**AVAILABLE DATA**

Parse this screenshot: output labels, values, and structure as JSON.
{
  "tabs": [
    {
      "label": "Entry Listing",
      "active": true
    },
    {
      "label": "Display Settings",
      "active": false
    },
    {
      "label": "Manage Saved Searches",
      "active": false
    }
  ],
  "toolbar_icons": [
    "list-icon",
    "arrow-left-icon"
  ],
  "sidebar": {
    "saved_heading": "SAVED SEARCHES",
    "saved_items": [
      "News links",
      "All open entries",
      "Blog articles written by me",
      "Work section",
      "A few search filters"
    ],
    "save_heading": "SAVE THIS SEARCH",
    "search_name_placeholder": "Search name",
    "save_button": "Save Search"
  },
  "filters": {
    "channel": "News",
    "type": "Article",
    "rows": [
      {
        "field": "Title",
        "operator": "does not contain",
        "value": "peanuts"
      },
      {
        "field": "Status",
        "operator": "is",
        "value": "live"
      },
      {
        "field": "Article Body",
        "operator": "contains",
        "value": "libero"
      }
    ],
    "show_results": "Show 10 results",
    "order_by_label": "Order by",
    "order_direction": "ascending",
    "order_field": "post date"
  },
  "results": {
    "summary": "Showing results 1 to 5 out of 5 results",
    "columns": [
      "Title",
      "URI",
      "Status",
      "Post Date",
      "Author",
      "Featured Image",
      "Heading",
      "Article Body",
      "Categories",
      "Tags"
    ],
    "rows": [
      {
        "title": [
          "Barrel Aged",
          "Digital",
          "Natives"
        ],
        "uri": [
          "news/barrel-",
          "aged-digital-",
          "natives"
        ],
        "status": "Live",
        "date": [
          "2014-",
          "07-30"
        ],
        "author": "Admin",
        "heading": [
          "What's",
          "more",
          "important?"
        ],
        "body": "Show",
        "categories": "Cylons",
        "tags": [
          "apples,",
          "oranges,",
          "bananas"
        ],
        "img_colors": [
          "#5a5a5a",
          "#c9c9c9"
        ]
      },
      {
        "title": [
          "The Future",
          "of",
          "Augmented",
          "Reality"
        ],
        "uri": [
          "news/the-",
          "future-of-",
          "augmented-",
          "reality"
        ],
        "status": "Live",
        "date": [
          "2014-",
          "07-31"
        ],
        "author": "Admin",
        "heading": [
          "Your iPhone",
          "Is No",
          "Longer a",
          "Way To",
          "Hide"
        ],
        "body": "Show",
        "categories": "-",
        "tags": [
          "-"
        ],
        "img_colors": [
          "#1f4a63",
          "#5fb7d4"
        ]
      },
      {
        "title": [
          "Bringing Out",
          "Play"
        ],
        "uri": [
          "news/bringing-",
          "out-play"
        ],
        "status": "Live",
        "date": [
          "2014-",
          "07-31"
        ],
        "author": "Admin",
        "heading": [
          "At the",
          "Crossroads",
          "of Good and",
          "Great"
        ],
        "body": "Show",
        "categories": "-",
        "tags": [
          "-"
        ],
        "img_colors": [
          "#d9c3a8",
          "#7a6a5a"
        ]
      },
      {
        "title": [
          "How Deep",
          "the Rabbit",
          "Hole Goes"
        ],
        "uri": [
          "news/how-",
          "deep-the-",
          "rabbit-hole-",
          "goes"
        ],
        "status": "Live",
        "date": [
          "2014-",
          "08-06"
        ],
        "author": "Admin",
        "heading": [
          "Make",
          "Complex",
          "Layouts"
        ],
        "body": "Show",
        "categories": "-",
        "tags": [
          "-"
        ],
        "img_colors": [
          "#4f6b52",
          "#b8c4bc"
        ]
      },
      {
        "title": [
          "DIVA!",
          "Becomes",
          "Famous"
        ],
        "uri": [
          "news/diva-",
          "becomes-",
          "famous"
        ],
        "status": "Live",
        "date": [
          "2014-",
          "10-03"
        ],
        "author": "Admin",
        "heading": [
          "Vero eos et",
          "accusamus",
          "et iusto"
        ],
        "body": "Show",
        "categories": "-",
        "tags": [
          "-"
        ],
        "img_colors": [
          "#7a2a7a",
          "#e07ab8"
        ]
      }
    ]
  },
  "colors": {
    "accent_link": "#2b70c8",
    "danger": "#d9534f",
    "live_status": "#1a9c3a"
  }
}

**TASK TO COMPLETE**
Return all of the data precisely as it appears.

**THE RESPONSE**
Parse this screenshot: output labels, values, and structure as JSON.
{
  "tabs": [
    {
      "label": "Entry Listing",
      "active": true
    },
    {
      "label": "Display Settings",
      "active": false
    },
    {
      "label": "Manage Saved Searches",
      "active": false
    }
  ],
  "toolbar_icons": [
    "list-icon",
    "arrow-left-icon"
  ],
  "sidebar": {
    "saved_heading": "SAVED SEARCHES",
    "saved_items": [
      "News links",
      "All open entries",
      "Blog articles written by me",
      "Work section",
      "A few search filters"
    ],
    "save_heading": "SAVE THIS SEARCH",
    "search_name_placeholder": "Search name",
    "save_button": "Save Search"
  },
  "filters": {
    "channel": "News",
    "type": "Article",
    "rows": [
      {
        "field": "Title",
        "operator": "does not contain",
        "value": "peanuts"
      },
      {
        "field": "Status",
        "operator": "is",
        "value": "live"
      },
      {
        "field": "Article Body",
        "operator": "contains",
        "value": "libero"
      }
    ],
    "show_results": "Show 10 results",
    "order_by_label": "Order by",
    "order_direction": "ascending",
    "order_field": "post date"
  },
  "results": {
    "summary": "Showing results 1 to 5 out of 5 results",
    "columns": [
      "Title",
      "URI",
      "Status",
      "Post Date",
      "Author",
      "Featured Image",
      "Heading",
      "Article Body",
      "Categories",
      "Tags"
    ],
    "rows": [
      {
        "title": [
          "Barrel Aged",
          "Digital",
          "Natives"
        ],
        "uri": [
          "news/barrel-",
          "aged-digital-",
          "natives"
        ],
        "status": "Live",
        "date": [
          "2014-",
          "07-30"
        ],
        "author": "Admin",
        "heading": [
          "What's",
          "more",
          "important?"
        ],
        "body": "Show",
        "categories": "Cylons",
        "tags": [
          "apples,",
          "oranges,",
          "bananas"
        ],
        "img_colors": [
          "#5a5a5a",
          "#c9c9c9"
        ]
      },
      {
        "title": [
          "The Future",
          "of",
          "Augmented",
          "Reality"
        ],
        "uri": [
          "news/the-",
          "future-of-",
          "augmented-",
          "reality"
        ],
        "status": "Live",
        "date": [
          "2014-",
          "07-31"
        ],
        "author": "Admin",
        "heading": [
          "Your iPhone",
          "Is No",
          "Longer a",
          "Way To",
          "Hide"
        ],
        "body": "Show",
        "categories": "-",
        "tags": [
          "-"
        ],
        "img_colors": [
          "#1f4a63",
          "#5fb7d4"
        ]
      },
      {
        "title": [
          "Bringing Out",
          "Play"
        ],
        "uri": [
          "news/bringing-",
          "out-play"
        ],
        "status": "Live",
        "date": [
          "2014-",
          "07-31"
        ],
        "author": "Admin",
        "heading": [
          "At the",
          "Crossroads",
          "of Good and",
          "Great"
        ],
        "body": "Show",
        "categories": "-",
        "tags": [
          "-"
        ],
        "img_colors": [
          "#d9c3a8",
          "#7a6a5a"
        ]
      },
      {
        "title": [
          "How Deep",
          "the Rabbit",
          "Hole Goes"
        ],
        "uri": [
          "news/how-",
          "deep-the-",
          "rabbit-hole-",
          "goes"
        ],
        "status": "Live",
        "date": [
          "2014-",
          "08-06"
        ],
        "author": "Admin",
        "heading": [
          "Make",
          "Complex",
          "Layouts"
        ],
        "body": "Show",
        "categories": "-",
        "tags": [
          "-"
        ],
        "img_colors": [
          "#4f6b52",
          "#b8c4bc"
        ]
      },
      {
        "title": [
          "DIVA!",
          "Becomes",
          "Famous"
        ],
        "uri": [
          "news/diva-",
          "becomes-",
          "famous"
        ],
        "status": "Live",
        "date": [
          "2014-",
          "10-03"
        ],
        "author": "Admin",
        "heading": [
          "Vero eos et",
          "accusamus",
          "et iusto"
        ],
        "body": "Show",
        "categories": "-",
        "tags": [
          "-"
        ],
        "img_colors": [
          "#7a2a7a",
          "#e07ab8"
        ]
      }
    ]
  },
  "colors": {
    "accent_link": "#2b70c8",
    "danger": "#d9534f",
    "live_status": "#1a9c3a"
  }
}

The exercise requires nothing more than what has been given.